── Fragmento del documento

El salmo, por su parte, se convertirá también en una profecía de este momento tan crucial, subrayando esa misma confianza (“pero tú, Señor, no te quedes lejos, fuerza mía, ven corriendo a ayudarme”, Sal 21, 20), aunque al inicio pareciera más bien lo contrario: “Dios mío, Dios mío, ¿por qué me has abandonado?” (Sal 21, 2). Este es un salmo que, como lOs buenos libros, hay que leer hasta el final para poder comprender en profundidad lo que nos está diciendo.
La segunda lectura, de la carta a los Filipenses, nos transmite un precioso himno que los primeros cristianos tenían y en el que se resume, de una forma magnífica, el misterio que en pocos días celebraremos de manera particular. En él vemos como la pasión de Jesús no es un mero accidente ni la acumulación de trágicas circunstancias que truncaron su misión, sino más bien cómo la entrega de Jesús, a través de la muerte, ha sido llevada a cabo para cumplir las antiguas profecías y mostrar aquello mismo que él dijo “nadie me quita la vida, sino que yo soy quien la entrego libremente” (Jn 10,18).
Por su parte, el evangelio que se proclama en esta celebración el relato de la Pasión según san Mateo, como corresponde al ciclo litúrgico en curso. Tal y como es propio en este evangelista, el largo fragmento de la pasión de Jesús pone de manifiesto, a través de innumerables citas del Antiguo Testamento, que Jesús es el cumplimiento de la Escritura; en él alcanzan plenitud y realización las profecías sobre el Mesías y su entrega redentora.

────
── Datos proporcionados

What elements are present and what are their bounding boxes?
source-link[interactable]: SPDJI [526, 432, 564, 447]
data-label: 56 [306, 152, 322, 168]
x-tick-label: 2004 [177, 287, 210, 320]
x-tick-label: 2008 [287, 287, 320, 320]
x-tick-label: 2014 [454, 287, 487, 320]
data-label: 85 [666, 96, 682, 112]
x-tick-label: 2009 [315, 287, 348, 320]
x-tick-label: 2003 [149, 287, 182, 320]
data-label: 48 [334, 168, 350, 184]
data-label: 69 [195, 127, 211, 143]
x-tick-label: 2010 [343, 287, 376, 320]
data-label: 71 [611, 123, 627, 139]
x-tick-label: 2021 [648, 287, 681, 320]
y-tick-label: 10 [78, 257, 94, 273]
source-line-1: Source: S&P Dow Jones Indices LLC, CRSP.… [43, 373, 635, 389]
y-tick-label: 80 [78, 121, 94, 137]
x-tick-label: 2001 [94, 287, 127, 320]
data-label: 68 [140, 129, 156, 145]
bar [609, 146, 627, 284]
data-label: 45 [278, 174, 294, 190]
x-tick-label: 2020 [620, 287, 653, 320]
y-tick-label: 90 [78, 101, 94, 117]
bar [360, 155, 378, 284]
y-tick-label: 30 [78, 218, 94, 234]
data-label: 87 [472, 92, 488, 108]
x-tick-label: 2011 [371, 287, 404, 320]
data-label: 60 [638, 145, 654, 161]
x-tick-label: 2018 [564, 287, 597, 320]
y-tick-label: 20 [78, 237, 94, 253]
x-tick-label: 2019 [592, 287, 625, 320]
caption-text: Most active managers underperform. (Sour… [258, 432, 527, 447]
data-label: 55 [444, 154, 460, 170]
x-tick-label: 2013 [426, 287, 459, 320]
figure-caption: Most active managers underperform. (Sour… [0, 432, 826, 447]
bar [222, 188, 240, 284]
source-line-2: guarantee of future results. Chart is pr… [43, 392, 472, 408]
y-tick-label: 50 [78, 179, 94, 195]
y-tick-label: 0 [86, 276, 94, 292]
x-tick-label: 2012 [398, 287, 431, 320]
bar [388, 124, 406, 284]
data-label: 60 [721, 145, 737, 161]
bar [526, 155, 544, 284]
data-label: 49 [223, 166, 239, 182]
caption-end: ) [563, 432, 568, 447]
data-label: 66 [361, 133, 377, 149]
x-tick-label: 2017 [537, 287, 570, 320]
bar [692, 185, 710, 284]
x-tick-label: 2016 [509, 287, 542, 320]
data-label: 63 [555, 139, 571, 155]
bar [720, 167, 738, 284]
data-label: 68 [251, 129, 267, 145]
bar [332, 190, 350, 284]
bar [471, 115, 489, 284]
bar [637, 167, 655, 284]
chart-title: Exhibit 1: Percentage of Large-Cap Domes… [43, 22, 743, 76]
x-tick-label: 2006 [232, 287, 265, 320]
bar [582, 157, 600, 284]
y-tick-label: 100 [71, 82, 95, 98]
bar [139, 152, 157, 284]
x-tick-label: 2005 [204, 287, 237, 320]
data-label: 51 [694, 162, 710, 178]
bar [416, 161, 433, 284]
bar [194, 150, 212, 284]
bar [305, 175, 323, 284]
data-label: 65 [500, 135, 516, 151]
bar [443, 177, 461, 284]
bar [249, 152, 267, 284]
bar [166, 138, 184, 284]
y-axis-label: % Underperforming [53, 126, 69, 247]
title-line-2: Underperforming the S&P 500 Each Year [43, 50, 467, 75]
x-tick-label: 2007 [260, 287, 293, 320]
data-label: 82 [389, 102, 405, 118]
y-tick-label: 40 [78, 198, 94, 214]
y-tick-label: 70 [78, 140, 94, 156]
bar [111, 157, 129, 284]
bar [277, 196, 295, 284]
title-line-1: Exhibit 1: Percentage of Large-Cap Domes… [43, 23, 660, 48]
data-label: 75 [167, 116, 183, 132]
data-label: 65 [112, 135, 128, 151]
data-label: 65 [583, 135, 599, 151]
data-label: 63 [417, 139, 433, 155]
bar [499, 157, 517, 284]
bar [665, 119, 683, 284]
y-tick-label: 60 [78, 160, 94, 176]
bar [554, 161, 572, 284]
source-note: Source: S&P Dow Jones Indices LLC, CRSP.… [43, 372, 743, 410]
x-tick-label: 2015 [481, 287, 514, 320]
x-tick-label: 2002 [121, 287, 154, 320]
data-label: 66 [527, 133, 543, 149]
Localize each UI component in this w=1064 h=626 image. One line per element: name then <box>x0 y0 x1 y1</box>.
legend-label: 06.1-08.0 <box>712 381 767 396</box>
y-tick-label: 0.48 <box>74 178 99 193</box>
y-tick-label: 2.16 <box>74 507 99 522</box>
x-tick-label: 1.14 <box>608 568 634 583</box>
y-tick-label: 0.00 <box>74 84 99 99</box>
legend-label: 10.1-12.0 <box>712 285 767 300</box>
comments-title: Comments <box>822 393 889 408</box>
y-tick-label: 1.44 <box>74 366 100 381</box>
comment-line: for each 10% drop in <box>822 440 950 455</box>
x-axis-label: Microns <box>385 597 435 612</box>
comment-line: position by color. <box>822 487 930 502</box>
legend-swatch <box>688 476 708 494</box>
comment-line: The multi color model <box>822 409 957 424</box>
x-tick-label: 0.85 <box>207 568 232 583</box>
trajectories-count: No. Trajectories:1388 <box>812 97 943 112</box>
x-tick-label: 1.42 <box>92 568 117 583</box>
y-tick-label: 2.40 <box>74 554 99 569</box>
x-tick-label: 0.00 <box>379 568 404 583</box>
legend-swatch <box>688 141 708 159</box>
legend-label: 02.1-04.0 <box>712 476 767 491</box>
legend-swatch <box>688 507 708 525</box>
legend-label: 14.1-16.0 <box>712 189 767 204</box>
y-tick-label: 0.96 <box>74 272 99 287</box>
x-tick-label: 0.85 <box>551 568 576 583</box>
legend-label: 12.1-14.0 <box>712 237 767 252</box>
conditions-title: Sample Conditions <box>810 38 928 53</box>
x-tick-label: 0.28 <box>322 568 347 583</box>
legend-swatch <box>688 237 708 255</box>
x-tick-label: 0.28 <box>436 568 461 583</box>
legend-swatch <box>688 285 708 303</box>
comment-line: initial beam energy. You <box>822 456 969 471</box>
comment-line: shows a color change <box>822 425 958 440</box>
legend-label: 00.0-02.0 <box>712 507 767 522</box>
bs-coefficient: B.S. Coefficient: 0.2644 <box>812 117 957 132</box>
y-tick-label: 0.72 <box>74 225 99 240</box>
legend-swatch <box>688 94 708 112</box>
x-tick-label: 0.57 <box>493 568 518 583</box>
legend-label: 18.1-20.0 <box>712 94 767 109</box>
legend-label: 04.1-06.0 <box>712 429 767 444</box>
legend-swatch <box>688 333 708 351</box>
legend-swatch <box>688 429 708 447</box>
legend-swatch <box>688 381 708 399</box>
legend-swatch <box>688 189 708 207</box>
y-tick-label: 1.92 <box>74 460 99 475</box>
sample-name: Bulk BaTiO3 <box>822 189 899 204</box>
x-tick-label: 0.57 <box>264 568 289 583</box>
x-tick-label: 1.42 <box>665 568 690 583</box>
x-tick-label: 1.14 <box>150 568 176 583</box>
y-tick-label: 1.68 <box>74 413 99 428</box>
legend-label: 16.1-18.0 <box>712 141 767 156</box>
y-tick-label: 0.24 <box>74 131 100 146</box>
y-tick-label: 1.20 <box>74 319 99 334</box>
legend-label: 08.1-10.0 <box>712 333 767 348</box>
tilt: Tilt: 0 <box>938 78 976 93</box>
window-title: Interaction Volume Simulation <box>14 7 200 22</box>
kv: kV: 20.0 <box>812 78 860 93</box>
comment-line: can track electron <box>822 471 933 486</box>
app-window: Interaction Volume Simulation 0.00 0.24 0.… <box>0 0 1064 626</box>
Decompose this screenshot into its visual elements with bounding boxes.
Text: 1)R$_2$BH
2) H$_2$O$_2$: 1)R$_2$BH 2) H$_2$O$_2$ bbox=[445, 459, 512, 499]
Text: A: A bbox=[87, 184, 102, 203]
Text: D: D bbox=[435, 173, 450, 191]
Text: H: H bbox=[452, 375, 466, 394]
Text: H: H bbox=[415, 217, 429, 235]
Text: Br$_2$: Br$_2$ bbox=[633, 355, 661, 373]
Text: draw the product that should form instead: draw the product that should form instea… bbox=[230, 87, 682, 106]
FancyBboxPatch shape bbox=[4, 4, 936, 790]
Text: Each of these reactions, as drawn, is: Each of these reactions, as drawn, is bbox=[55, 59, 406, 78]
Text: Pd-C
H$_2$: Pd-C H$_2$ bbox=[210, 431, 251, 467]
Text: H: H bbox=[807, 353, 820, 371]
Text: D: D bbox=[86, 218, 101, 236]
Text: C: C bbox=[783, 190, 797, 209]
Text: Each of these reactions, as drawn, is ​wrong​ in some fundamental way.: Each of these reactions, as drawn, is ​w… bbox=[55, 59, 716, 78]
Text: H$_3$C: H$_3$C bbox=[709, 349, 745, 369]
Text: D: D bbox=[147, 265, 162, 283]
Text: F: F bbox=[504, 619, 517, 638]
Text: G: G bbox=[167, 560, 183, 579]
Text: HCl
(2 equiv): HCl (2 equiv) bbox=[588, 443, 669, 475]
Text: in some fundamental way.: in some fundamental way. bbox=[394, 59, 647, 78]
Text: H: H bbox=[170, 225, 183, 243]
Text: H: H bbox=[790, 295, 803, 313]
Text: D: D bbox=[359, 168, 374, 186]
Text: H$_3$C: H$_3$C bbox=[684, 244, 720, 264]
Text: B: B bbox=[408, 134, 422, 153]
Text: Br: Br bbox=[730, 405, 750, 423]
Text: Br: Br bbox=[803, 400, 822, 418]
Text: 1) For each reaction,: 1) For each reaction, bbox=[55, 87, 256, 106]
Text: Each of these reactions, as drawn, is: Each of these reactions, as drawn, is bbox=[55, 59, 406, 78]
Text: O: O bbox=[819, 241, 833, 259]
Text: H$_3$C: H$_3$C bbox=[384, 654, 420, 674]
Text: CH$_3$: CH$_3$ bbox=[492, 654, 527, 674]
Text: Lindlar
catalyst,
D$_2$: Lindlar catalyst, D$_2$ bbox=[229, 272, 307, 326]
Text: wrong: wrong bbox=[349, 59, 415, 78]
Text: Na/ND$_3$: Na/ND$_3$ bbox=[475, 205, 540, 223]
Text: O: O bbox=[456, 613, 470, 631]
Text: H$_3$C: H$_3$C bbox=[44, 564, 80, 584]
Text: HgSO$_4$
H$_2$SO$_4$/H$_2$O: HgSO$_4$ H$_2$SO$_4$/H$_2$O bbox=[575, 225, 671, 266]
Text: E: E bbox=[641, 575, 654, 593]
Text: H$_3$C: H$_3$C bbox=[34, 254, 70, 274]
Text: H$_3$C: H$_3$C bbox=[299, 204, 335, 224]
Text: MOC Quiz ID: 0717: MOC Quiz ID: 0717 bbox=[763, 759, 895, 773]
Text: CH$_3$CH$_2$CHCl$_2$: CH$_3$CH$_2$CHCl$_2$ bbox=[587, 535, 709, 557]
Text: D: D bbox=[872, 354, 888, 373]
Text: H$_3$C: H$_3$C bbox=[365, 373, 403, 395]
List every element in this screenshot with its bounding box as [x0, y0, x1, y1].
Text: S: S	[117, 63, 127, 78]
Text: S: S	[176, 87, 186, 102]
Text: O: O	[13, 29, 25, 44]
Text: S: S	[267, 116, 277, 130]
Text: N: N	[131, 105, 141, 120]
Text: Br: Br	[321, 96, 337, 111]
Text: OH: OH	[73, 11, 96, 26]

────

◆ Ejercicios por resolver ◆
1. Según el fragmento, ¿de qué carta procede la segunda lectura?
2. Reescriba el pasaje del fragmento desde "El salmo, por" hasta "nos está diciendo.", ambos incluidos, sustituyendo "salmo" por "cántico".
3. Enumere todas las referencias bíblicas con capítulo y versículo que aparecen en el fragmento.

◆ Respuestas de la actividad ◆
1. De la carta a los Filipenses.

2.
El cántico, por su parte, se convertirá también en una profecía de este momento tan crucial, subrayando esa misma confianza (“pero tú, Señor, no te quedes lejos, fuerza mía, ven corriendo a ayudarme”, Sal 21, 20), aunque al inicio pareciera más bien lo contrario: “Dios mío, Dios mío, ¿por qué me has abandonado?” (Sal 21, 2). Este es un cántico que, como lOs buenos libros, hay que leer hasta el final para poder comprender en profundidad lo que nos está diciendo.

3. Sal 21, 20; Sal 21, 2; Jn 10,18